WORK TO COMPLETE: Leave out any pictures and transcribe all other data below exactly.

* Start SUPPLIED RECORDS *

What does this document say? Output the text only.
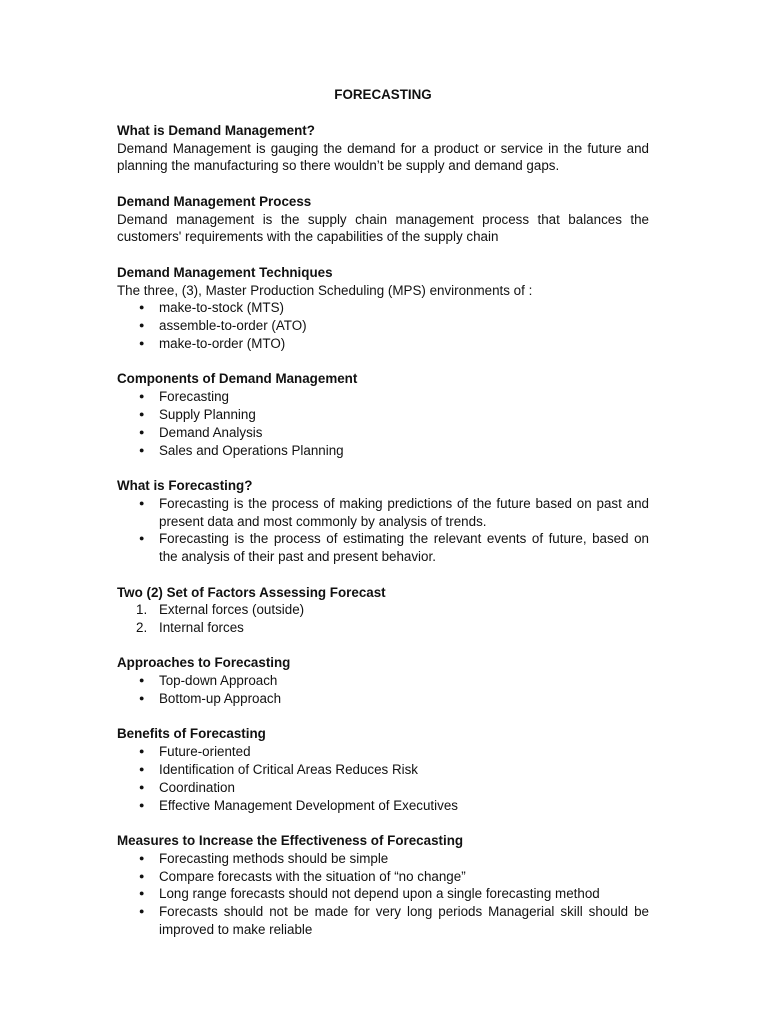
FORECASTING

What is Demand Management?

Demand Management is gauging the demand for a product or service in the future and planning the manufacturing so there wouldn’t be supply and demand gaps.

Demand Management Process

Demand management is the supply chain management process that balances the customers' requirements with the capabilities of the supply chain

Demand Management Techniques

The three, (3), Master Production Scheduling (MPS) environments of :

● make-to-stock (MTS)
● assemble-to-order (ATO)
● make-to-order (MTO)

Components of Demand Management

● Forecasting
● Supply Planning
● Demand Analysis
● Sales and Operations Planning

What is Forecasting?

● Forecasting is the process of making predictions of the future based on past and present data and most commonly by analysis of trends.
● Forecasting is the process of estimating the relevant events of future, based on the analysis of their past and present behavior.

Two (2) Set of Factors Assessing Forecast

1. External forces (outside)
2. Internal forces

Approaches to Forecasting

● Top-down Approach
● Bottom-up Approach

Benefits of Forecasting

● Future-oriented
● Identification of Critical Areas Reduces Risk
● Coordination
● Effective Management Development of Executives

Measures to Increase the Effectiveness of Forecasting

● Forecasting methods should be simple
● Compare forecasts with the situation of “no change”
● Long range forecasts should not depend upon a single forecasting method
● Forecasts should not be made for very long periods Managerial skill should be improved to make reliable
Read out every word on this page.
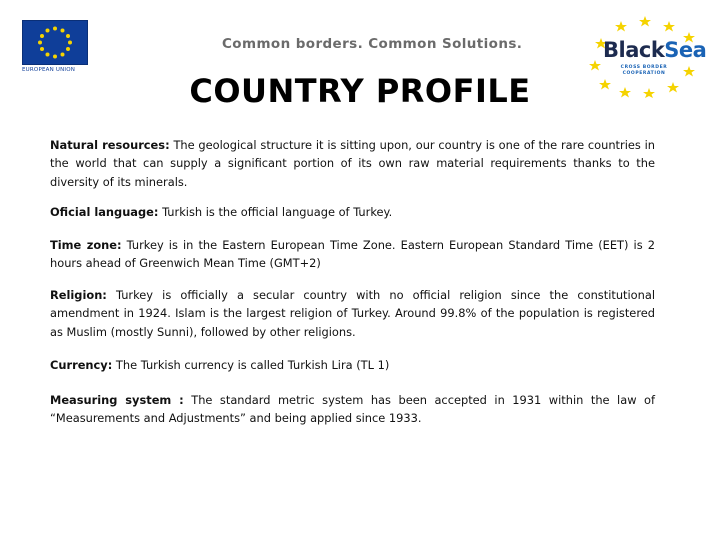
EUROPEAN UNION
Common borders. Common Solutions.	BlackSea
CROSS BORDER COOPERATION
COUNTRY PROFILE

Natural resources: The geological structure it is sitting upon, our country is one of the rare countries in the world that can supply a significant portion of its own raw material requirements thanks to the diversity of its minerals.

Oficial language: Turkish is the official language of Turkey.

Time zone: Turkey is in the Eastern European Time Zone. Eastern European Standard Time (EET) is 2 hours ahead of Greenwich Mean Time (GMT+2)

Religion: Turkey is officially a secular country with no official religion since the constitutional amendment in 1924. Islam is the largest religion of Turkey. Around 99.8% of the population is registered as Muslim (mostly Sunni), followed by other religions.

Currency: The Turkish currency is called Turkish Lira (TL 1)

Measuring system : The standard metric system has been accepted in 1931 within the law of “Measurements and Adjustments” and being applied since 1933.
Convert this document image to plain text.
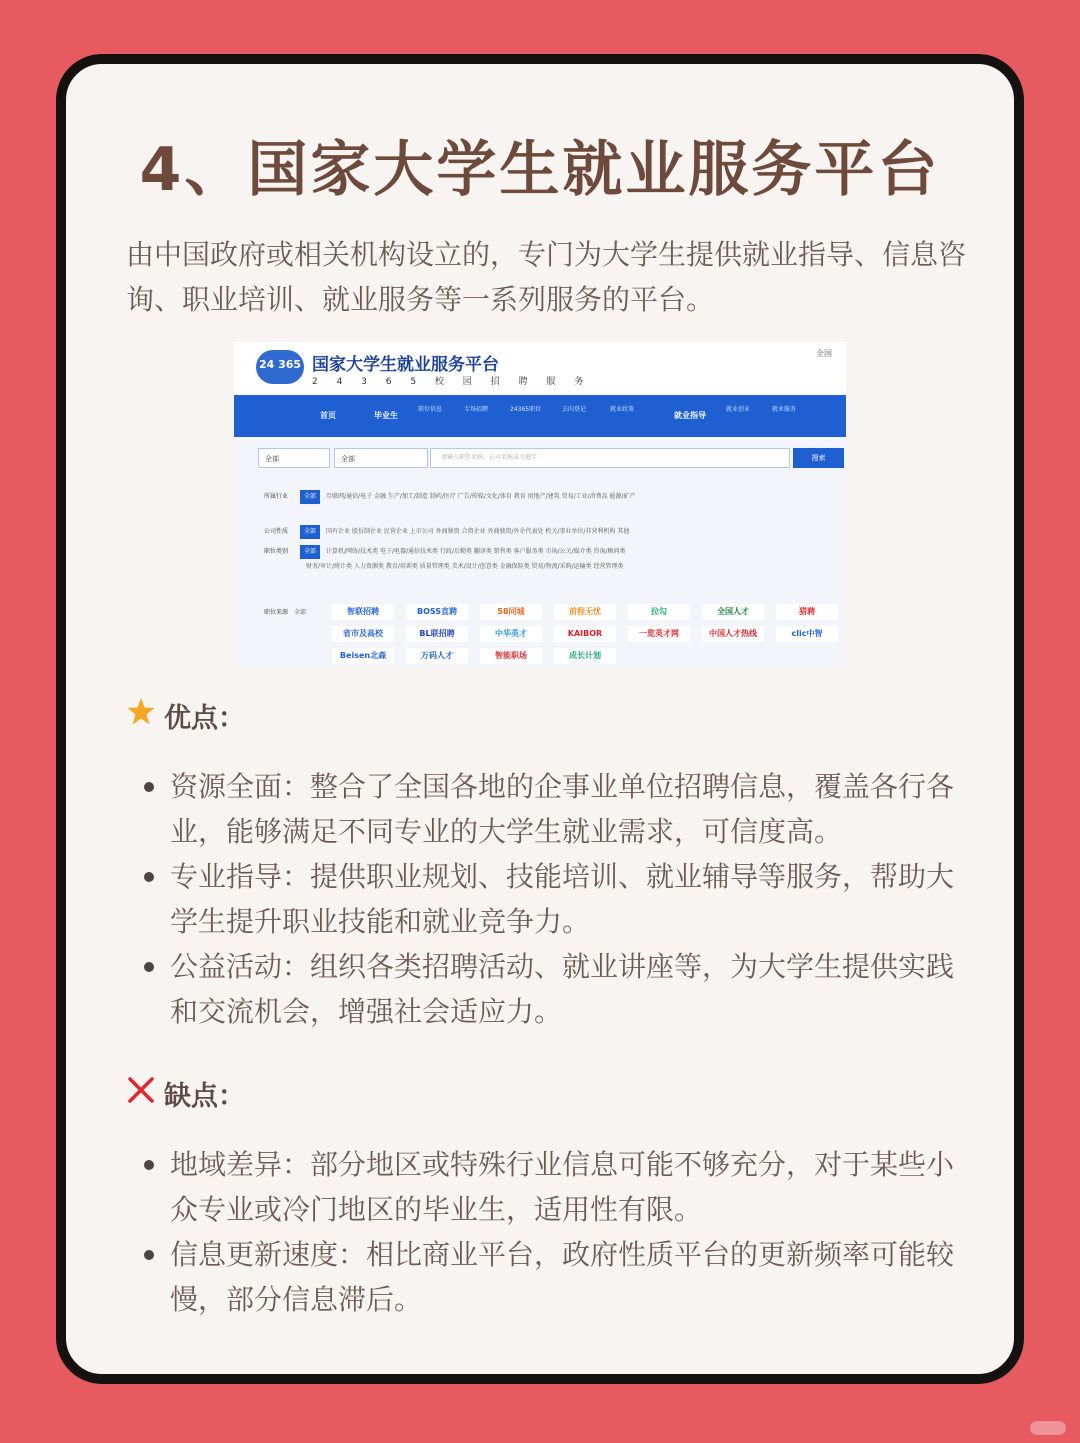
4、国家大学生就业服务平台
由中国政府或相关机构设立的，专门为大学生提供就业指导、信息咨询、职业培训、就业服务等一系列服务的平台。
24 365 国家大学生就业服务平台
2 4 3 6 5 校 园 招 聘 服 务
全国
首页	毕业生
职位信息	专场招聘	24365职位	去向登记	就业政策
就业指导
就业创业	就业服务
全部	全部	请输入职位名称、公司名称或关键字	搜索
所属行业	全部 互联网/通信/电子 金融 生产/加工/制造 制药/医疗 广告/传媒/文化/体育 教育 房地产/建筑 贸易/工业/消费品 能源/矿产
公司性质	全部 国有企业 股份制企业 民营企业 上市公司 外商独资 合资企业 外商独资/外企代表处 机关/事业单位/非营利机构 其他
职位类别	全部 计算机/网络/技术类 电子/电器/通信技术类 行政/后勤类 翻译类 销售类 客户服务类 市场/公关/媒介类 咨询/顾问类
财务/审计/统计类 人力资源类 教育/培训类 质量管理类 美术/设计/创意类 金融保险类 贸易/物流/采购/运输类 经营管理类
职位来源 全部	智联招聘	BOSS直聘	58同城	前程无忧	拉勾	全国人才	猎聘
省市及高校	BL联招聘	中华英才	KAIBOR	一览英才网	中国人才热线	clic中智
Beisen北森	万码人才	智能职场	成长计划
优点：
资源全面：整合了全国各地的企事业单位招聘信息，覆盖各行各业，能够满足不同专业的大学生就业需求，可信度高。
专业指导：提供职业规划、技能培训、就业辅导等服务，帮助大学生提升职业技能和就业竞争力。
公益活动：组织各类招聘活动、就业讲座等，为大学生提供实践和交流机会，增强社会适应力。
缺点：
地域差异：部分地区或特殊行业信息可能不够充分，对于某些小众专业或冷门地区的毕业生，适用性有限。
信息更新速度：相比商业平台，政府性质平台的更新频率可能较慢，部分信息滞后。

* End SUPPLIED RECORDS *

TASK OUTPUT:
What does this document say? Output the text only.
FORECASTING

What is Demand Management?

Demand Management is gauging the demand for a product or service in the future and planning the manufacturing so there wouldn’t be supply and demand gaps.

Demand Management Process

Demand management is the supply chain management process that balances the customers' requirements with the capabilities of the supply chain

Demand Management Techniques

The three, (3), Master Production Scheduling (MPS) environments of :

● make-to-stock (MTS)
● assemble-to-order (ATO)
● make-to-order (MTO)

Components of Demand Management

● Forecasting
● Supply Planning
● Demand Analysis
● Sales and Operations Planning

What is Forecasting?

● Forecasting is the process of making predictions of the future based on past and present data and most commonly by analysis of trends.
● Forecasting is the process of estimating the relevant events of future, based on the analysis of their past and present behavior.

Two (2) Set of Factors Assessing Forecast

1. External forces (outside)
2. Internal forces

Approaches to Forecasting

● Top-down Approach
● Bottom-up Approach

Benefits of Forecasting

● Future-oriented
● Identification of Critical Areas Reduces Risk
● Coordination
● Effective Management Development of Executives

Measures to Increase the Effectiveness of Forecasting

● Forecasting methods should be simple
● Compare forecasts with the situation of “no change”
● Long range forecasts should not depend upon a single forecasting method
● Forecasts should not be made for very long periods Managerial skill should be improved to make reliable
Read out every word on this page.
EUROPEAN UNION
Common borders. Common Solutions.	BlackSea
CROSS BORDER COOPERATION
COUNTRY PROFILE

Natural resources: The geological structure it is sitting upon, our country is one of the rare countries in the world that can supply a significant portion of its own raw material requirements thanks to the diversity of its minerals.

Oficial language: Turkish is the official language of Turkey.

Time zone: Turkey is in the Eastern European Time Zone. Eastern European Standard Time (EET) is 2 hours ahead of Greenwich Mean Time (GMT+2)

Religion: Turkey is officially a secular country with no official religion since the constitutional amendment in 1924. Islam is the largest religion of Turkey. Around 99.8% of the population is registered as Muslim (mostly Sunni), followed by other religions.

Currency: The Turkish currency is called Turkish Lira (TL 1)

Measuring system : The standard metric system has been accepted in 1931 within the law of “Measurements and Adjustments” and being applied since 1933.
Convert this document image to plain text.
4、国家大学生就业服务平台
由中国政府或相关机构设立的，专门为大学生提供就业指导、信息咨询、职业培训、就业服务等一系列服务的平台。
24 365 国家大学生就业服务平台
2 4 3 6 5 校 园 招 聘 服 务
全国
首页	毕业生
职位信息	专场招聘	24365职位	去向登记	就业政策
就业指导
就业创业	就业服务
全部	全部	请输入职位名称、公司名称或关键字	搜索
所属行业	全部 互联网/通信/电子 金融 生产/加工/制造 制药/医疗 广告/传媒/文化/体育 教育 房地产/建筑 贸易/工业/消费品 能源/矿产
公司性质	全部 国有企业 股份制企业 民营企业 上市公司 外商独资 合资企业 外商独资/外企代表处 机关/事业单位/非营利机构 其他
职位类别	全部 计算机/网络/技术类 电子/电器/通信技术类 行政/后勤类 翻译类 销售类 客户服务类 市场/公关/媒介类 咨询/顾问类
财务/审计/统计类 人力资源类 教育/培训类 质量管理类 美术/设计/创意类 金融保险类 贸易/物流/采购/运输类 经营管理类
职位来源 全部	智联招聘	BOSS直聘	58同城	前程无忧	拉勾	全国人才	猎聘
省市及高校	BL联招聘	中华英才	KAIBOR	一览英才网	中国人才热线	clic中智
Beisen北森	万码人才	智能职场	成长计划
优点：
资源全面：整合了全国各地的企事业单位招聘信息，覆盖各行各业，能够满足不同专业的大学生就业需求，可信度高。
专业指导：提供职业规划、技能培训、就业辅导等服务，帮助大学生提升职业技能和就业竞争力。
公益活动：组织各类招聘活动、就业讲座等，为大学生提供实践和交流机会，增强社会适应力。
缺点：
地域差异：部分地区或特殊行业信息可能不够充分，对于某些小众专业或冷门地区的毕业生，适用性有限。
信息更新速度：相比商业平台，政府性质平台的更新频率可能较慢，部分信息滞后。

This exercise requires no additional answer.